■ **Document excerpt**:
Publication Abstract from PubMed
Despite being crucial for energy generation in most forms of life, few if any microbial antibiotics specifically inhibit glycolysis. To develop a specific inhibitor of the glycolytic enzyme enolase 2 (ENO2) for the treatment of cancers with deletion of ENO1 (encoding enolase 1), we modeled the synthetic tool compound inhibitor phosphonoacetohydroxamate (PhAH) into the active site of human ENO2. A ring-stabilized analog of PhAH, in which the hydroxamic nitrogen is linked to Calpha by an ethylene bridge, was predicted to increase binding affinity by stabilizing the inhibitor in a bound conformation. Unexpectedly, a structure-based search revealed that our hypothesized backbone-stabilized PhAH bears strong similarity to SF2312, a phosphonate antibiotic of unknown mode of action produced by the actinomycete Micromonospora, which is active under anaerobic conditions. Here, we present multiple lines of evidence, including a novel X-ray structure, that SF2312 is a highly potent, low-nanomolar inhibitor of enolase.

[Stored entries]
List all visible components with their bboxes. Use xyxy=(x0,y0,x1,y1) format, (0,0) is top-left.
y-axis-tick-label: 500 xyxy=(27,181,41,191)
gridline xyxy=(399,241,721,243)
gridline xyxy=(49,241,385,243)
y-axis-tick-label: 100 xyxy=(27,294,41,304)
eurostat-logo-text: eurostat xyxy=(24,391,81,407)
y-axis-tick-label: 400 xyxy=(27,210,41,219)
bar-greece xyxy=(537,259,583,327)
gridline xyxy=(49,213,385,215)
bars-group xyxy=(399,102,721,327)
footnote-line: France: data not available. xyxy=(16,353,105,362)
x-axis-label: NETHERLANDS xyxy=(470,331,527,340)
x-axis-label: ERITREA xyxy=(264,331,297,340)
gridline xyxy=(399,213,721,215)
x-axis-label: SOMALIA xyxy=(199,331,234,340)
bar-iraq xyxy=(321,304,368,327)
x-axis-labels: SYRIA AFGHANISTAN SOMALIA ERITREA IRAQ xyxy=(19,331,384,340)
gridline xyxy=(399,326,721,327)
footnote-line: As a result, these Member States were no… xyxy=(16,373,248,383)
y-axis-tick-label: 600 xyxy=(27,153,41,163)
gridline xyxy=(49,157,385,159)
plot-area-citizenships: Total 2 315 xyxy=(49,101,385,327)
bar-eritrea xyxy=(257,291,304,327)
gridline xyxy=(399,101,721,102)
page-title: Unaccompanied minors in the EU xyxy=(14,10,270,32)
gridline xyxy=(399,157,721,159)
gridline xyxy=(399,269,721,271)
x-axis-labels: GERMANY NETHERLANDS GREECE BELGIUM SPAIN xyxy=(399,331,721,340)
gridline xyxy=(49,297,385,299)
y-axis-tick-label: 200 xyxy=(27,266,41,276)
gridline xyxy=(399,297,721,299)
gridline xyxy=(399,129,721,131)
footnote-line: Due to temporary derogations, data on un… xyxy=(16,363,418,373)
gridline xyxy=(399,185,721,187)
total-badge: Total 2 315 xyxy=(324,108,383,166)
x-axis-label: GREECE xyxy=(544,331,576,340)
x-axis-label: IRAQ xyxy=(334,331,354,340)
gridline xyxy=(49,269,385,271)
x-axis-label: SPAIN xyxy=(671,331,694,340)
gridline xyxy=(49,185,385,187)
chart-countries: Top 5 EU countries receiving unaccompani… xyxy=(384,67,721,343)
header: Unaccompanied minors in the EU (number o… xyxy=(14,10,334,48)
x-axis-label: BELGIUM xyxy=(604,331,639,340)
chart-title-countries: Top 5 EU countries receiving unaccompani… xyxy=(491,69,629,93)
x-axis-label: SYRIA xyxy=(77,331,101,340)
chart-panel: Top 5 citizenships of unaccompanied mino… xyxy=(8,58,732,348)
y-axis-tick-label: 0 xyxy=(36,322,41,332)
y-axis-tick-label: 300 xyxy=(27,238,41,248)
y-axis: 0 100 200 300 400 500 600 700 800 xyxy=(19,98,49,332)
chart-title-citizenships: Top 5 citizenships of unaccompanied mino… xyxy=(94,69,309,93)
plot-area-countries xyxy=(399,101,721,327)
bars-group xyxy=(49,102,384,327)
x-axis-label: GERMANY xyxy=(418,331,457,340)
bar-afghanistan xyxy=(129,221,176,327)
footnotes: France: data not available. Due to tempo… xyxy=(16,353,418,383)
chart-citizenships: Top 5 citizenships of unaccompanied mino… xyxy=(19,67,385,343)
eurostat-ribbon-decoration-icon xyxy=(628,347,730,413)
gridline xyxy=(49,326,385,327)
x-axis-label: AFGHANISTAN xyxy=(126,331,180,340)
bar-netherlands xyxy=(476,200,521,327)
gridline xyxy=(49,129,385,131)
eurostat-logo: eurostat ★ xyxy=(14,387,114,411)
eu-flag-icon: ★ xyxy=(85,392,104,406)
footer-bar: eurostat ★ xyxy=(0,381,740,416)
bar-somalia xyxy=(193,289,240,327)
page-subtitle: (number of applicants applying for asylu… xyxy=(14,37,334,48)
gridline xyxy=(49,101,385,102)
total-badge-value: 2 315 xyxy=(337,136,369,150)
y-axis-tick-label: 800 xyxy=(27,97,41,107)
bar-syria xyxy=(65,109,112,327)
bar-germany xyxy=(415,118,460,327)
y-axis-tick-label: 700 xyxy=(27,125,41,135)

■ **Activity list**:
1. According to the enolase abstract, what organism produces the antibiotic SF2312?
2. Write the next part of the enolase abstract, following on from its final sentence.

■ **Response list**:
1. The actinomycete Micromonospora.

2.
SF2312 is a natural phosphonate inhibitor of enolase.,Leonard PG, Satani N, Maxwell D, Lin YH, Hammoudi N, Peng Z, Pisaneschi F, Link TM, Lee GR 4th, Sun D, Prasad BA, Di Francesco ME, Czako B, Asara JM, Wang YA, Bornmann W, DePinho RA, Muller FL Nat Chem Biol. 2016 Oct 10. doi: 10.1038/nchembio.2195. PMID:27723749[1]
From MEDLINE®/PubMed®, a database of the U.S. National Library of Medicine.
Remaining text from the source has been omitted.